Below is a listing; write it out exactly and drop any images from it.

* Start *

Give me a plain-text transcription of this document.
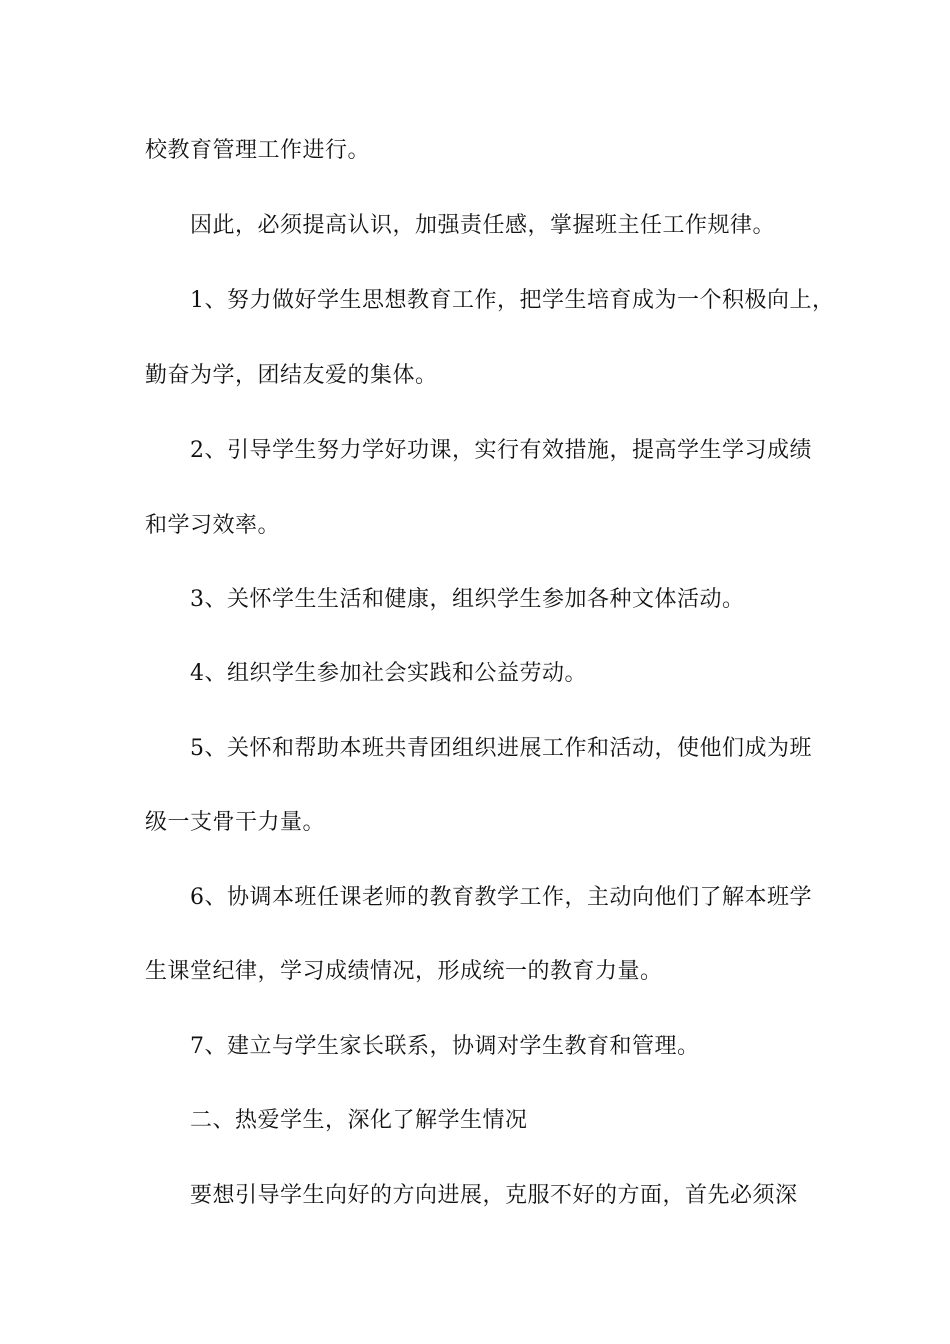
校教育管理工作进行。
因此，必须提高认识，加强责任感，掌握班主任工作规律。
1、努力做好学生思想教育工作，把学生培育成为一个积极向上，
勤奋为学，团结友爱的集体。
2、引导学生努力学好功课，实行有效措施，提高学生学习成绩
和学习效率。
3、关怀学生生活和健康，组织学生参加各种文体活动。
4、组织学生参加社会实践和公益劳动。
5、关怀和帮助本班共青团组织进展工作和活动，使他们成为班
级一支骨干力量。
6、协调本班任课老师的教育教学工作，主动向他们了解本班学
生课堂纪律，学习成绩情况，形成统一的教育力量。
7、建立与学生家长联系，协调对学生教育和管理。
二、热爱学生，深化了解学生情况
要想引导学生向好的方向进展，克服不好的方面，首先必须深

* End *

The reply:
Give me a plain-text transcription of this document.
校教育管理工作进行。
因此，必须提高认识，加强责任感，掌握班主任工作规律。
1、努力做好学生思想教育工作，把学生培育成为一个积极向上，
勤奋为学，团结友爱的集体。
2、引导学生努力学好功课，实行有效措施，提高学生学习成绩
和学习效率。
3、关怀学生生活和健康，组织学生参加各种文体活动。
4、组织学生参加社会实践和公益劳动。
5、关怀和帮助本班共青团组织进展工作和活动，使他们成为班
级一支骨干力量。
6、协调本班任课老师的教育教学工作，主动向他们了解本班学
生课堂纪律，学习成绩情况，形成统一的教育力量。
7、建立与学生家长联系，协调对学生教育和管理。
二、热爱学生，深化了解学生情况
要想引导学生向好的方向进展，克服不好的方面，首先必须深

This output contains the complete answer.